>>>
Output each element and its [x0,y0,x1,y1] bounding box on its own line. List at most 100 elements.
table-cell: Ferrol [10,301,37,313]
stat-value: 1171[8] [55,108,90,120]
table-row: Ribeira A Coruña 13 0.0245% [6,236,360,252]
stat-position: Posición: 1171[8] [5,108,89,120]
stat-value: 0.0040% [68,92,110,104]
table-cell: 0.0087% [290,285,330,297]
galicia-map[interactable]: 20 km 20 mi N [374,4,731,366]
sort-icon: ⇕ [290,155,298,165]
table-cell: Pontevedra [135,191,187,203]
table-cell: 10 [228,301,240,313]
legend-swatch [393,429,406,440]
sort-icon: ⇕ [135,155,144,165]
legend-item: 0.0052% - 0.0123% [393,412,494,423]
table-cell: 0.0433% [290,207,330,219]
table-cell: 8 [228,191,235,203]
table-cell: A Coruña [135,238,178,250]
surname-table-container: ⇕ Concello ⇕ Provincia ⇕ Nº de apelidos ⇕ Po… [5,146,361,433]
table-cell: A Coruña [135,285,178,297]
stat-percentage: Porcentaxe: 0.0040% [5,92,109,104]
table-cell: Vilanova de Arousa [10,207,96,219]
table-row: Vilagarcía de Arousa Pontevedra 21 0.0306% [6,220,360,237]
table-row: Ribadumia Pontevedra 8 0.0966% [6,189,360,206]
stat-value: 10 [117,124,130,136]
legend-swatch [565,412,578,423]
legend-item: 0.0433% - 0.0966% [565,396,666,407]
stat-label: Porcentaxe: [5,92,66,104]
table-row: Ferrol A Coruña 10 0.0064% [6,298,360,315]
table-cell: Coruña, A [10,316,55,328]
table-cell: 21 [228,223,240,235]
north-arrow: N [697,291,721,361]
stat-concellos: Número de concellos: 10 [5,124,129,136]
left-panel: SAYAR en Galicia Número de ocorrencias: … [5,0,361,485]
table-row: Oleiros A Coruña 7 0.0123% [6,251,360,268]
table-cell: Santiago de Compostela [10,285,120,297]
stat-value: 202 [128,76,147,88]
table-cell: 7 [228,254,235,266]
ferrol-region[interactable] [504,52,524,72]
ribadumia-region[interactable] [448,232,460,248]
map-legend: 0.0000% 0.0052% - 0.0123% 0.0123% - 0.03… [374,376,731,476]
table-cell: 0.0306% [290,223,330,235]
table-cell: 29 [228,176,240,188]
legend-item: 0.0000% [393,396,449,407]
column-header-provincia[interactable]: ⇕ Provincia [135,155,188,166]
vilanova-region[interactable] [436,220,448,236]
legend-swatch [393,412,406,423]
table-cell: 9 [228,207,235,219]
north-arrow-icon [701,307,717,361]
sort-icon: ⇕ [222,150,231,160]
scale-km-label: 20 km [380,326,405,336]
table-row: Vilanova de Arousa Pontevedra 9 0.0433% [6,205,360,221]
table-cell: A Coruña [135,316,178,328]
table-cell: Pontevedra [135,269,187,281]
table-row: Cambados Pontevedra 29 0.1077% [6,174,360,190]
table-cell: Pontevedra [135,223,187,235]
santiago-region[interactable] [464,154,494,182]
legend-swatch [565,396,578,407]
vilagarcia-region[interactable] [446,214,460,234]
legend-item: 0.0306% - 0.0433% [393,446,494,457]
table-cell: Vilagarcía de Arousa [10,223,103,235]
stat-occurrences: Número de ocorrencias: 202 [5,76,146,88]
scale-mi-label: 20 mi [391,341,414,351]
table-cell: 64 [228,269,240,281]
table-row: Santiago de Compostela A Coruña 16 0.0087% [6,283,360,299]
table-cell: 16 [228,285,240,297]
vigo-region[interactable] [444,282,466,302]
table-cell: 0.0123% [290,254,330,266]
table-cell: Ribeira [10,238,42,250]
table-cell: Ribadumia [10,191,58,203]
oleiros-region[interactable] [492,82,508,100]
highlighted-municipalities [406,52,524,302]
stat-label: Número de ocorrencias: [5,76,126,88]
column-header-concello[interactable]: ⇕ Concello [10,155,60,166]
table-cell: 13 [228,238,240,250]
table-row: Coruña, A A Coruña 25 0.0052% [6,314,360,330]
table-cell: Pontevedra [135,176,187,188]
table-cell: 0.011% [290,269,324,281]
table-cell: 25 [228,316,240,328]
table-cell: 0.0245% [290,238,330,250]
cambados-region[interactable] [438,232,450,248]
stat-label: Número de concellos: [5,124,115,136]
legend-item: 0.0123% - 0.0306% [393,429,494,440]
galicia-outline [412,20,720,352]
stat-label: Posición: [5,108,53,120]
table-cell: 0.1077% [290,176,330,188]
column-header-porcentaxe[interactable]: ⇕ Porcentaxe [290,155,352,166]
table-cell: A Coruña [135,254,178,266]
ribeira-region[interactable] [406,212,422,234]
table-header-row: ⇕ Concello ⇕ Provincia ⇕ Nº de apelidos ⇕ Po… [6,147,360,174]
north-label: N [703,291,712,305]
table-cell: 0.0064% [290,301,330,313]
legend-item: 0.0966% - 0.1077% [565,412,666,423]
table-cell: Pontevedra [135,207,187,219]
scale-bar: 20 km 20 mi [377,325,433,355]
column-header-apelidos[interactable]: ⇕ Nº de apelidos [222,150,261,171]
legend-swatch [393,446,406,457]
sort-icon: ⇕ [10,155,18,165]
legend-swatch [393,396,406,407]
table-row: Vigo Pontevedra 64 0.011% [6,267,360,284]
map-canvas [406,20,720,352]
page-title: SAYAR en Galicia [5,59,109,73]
<<<
- _Instruksi tugas_: Tulis ulang setiap baris pada daftar di atas tanpa mengubah satu karakter pun.

- _Jawaban tugas_:
Output each element and its [x0,y0,x1,y1] bounding box on its own line. List at most 100 elements.
table-cell: Ferrol [10,301,37,313]
stat-value: 1171[8] [55,108,90,120]
table-row: Ribeira A Coruña 13 0.0245% [6,236,360,252]
stat-position: Posición: 1171[8] [5,108,89,120]
stat-value: 0.0040% [68,92,110,104]
table-cell: 0.0087% [290,285,330,297]
galicia-map[interactable]: 20 km 20 mi N [374,4,731,366]
sort-icon: ⇕ [290,155,298,165]
table-cell: Pontevedra [135,191,187,203]
table-cell: 10 [228,301,240,313]
legend-swatch [393,429,406,440]
sort-icon: ⇕ [135,155,144,165]
legend-item: 0.0052% - 0.0123% [393,412,494,423]
table-cell: 0.0433% [290,207,330,219]
table-cell: 8 [228,191,235,203]
table-cell: A Coruña [135,238,178,250]
surname-table-container: ⇕ Concello ⇕ Provincia ⇕ Nº de apelidos ⇕ Po… [5,146,361,433]
table-cell: A Coruña [135,285,178,297]
stat-percentage: Porcentaxe: 0.0040% [5,92,109,104]
table-cell: Vilanova de Arousa [10,207,96,219]
table-row: Vilagarcía de Arousa Pontevedra 21 0.0306% [6,220,360,237]
table-row: Ribadumia Pontevedra 8 0.0966% [6,189,360,206]
stat-value: 10 [117,124,130,136]
legend-swatch [565,412,578,423]
legend-item: 0.0433% - 0.0966% [565,396,666,407]
stat-label: Porcentaxe: [5,92,66,104]
table-row: Ferrol A Coruña 10 0.0064% [6,298,360,315]
table-cell: Coruña, A [10,316,55,328]
table-cell: 21 [228,223,240,235]
north-arrow: N [697,291,721,361]
stat-concellos: Número de concellos: 10 [5,124,129,136]
left-panel: SAYAR en Galicia Número de ocorrencias: … [5,0,361,485]
table-row: Oleiros A Coruña 7 0.0123% [6,251,360,268]
table-cell: Santiago de Compostela [10,285,120,297]
stat-value: 202 [128,76,147,88]
table-cell: 7 [228,254,235,266]
ferrol-region[interactable] [504,52,524,72]
ribadumia-region[interactable] [448,232,460,248]
map-legend: 0.0000% 0.0052% - 0.0123% 0.0123% - 0.03… [374,376,731,476]
table-cell: 0.0306% [290,223,330,235]
table-cell: 29 [228,176,240,188]
legend-item: 0.0000% [393,396,449,407]
column-header-provincia[interactable]: ⇕ Provincia [135,155,188,166]
vilanova-region[interactable] [436,220,448,236]
legend-swatch [393,412,406,423]
table-cell: 9 [228,207,235,219]
north-arrow-icon [701,307,717,361]
sort-icon: ⇕ [222,150,231,160]
scale-km-label: 20 km [380,326,405,336]
table-row: Vilanova de Arousa Pontevedra 9 0.0433% [6,205,360,221]
table-cell: A Coruña [135,316,178,328]
table-cell: Pontevedra [135,269,187,281]
table-row: Cambados Pontevedra 29 0.1077% [6,174,360,190]
table-cell: Pontevedra [135,223,187,235]
santiago-region[interactable] [464,154,494,182]
legend-swatch [565,396,578,407]
vilagarcia-region[interactable] [446,214,460,234]
legend-item: 0.0306% - 0.0433% [393,446,494,457]
table-cell: Vilagarcía de Arousa [10,223,103,235]
stat-occurrences: Número de ocorrencias: 202 [5,76,146,88]
scale-mi-label: 20 mi [391,341,414,351]
table-cell: 64 [228,269,240,281]
table-row: Santiago de Compostela A Coruña 16 0.0087% [6,283,360,299]
table-cell: 16 [228,285,240,297]
vigo-region[interactable] [444,282,466,302]
table-cell: 0.0123% [290,254,330,266]
table-cell: Ribeira [10,238,42,250]
table-cell: Ribadumia [10,191,58,203]
oleiros-region[interactable] [492,82,508,100]
highlighted-municipalities [406,52,524,302]
stat-label: Número de ocorrencias: [5,76,126,88]
column-header-concello[interactable]: ⇕ Concello [10,155,60,166]
table-cell: 13 [228,238,240,250]
table-row: Coruña, A A Coruña 25 0.0052% [6,314,360,330]
table-cell: Pontevedra [135,176,187,188]
table-cell: 0.011% [290,269,324,281]
table-cell: 25 [228,316,240,328]
table-cell: 0.0245% [290,238,330,250]
cambados-region[interactable] [438,232,450,248]
stat-label: Número de concellos: [5,124,115,136]
legend-item: 0.0123% - 0.0306% [393,429,494,440]
galicia-outline [412,20,720,352]
stat-label: Posición: [5,108,53,120]
table-cell: 0.1077% [290,176,330,188]
column-header-porcentaxe[interactable]: ⇕ Porcentaxe [290,155,352,166]
table-cell: A Coruña [135,254,178,266]
ribeira-region[interactable] [406,212,422,234]
table-header-row: ⇕ Concello ⇕ Provincia ⇕ Nº de apelidos ⇕ Po… [6,147,360,174]
north-label: N [703,291,712,305]
table-cell: 0.0064% [290,301,330,313]
legend-item: 0.0966% - 0.1077% [565,412,666,423]
table-cell: Pontevedra [135,207,187,219]
scale-bar: 20 km 20 mi [377,325,433,355]
column-header-apelidos[interactable]: ⇕ Nº de apelidos [222,150,261,171]
legend-swatch [393,446,406,457]
sort-icon: ⇕ [10,155,18,165]
legend-swatch [393,396,406,407]
table-row: Vigo Pontevedra 64 0.011% [6,267,360,284]
map-canvas [406,20,720,352]
page-title: SAYAR en Galicia [5,59,109,73]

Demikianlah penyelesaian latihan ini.